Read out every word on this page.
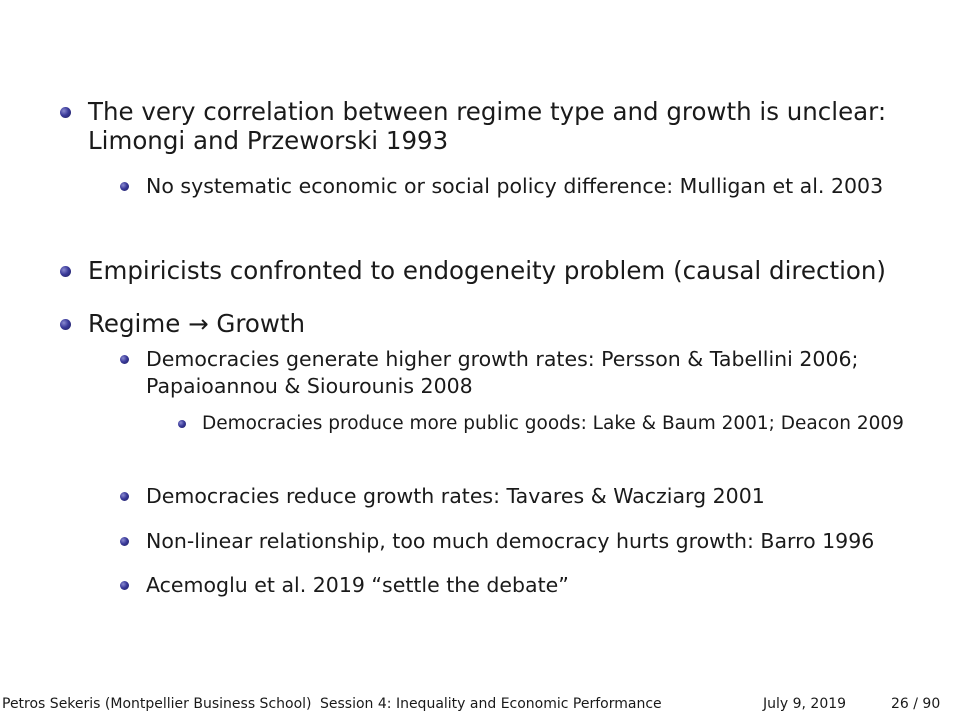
The very correlation between regime type and growth is unclear: Limongi and Przeworski 1993
No systematic economic or social policy difference: Mulligan et al. 2003
Empiricists confronted to endogeneity problem (causal direction)
Regime → Growth
Democracies generate higher growth rates: Persson & Tabellini 2006; Papaioannou & Siourounis 2008
Democracies produce more public goods: Lake & Baum 2001; Deacon 2009
Democracies reduce growth rates: Tavares & Wacziarg 2001
Non-linear relationship, too much democracy hurts growth: Barro 1996
Acemoglu et al. 2019 “settle the debate”
Petros Sekeris (Montpellier Business School) Session 4: Inequality and Economic Performance	July 9, 2019	26 / 90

● **Exercise prompt**
From the records given above, reproduce all text exactly and exclude each picture.

● **Solution for this task**
Read out every word on this page.
The very correlation between regime type and growth is unclear: Limongi and Przeworski 1993
No systematic economic or social policy difference: Mulligan et al. 2003
Empiricists confronted to endogeneity problem (causal direction)
Regime → Growth
Democracies generate higher growth rates: Persson & Tabellini 2006; Papaioannou & Siourounis 2008
Democracies produce more public goods: Lake & Baum 2001; Deacon 2009
Democracies reduce growth rates: Tavares & Wacziarg 2001
Non-linear relationship, too much democracy hurts growth: Barro 1996
Acemoglu et al. 2019 “settle the debate”
Petros Sekeris (Montpellier Business School) Session 4: Inequality and Economic Performance	July 9, 2019	26 / 90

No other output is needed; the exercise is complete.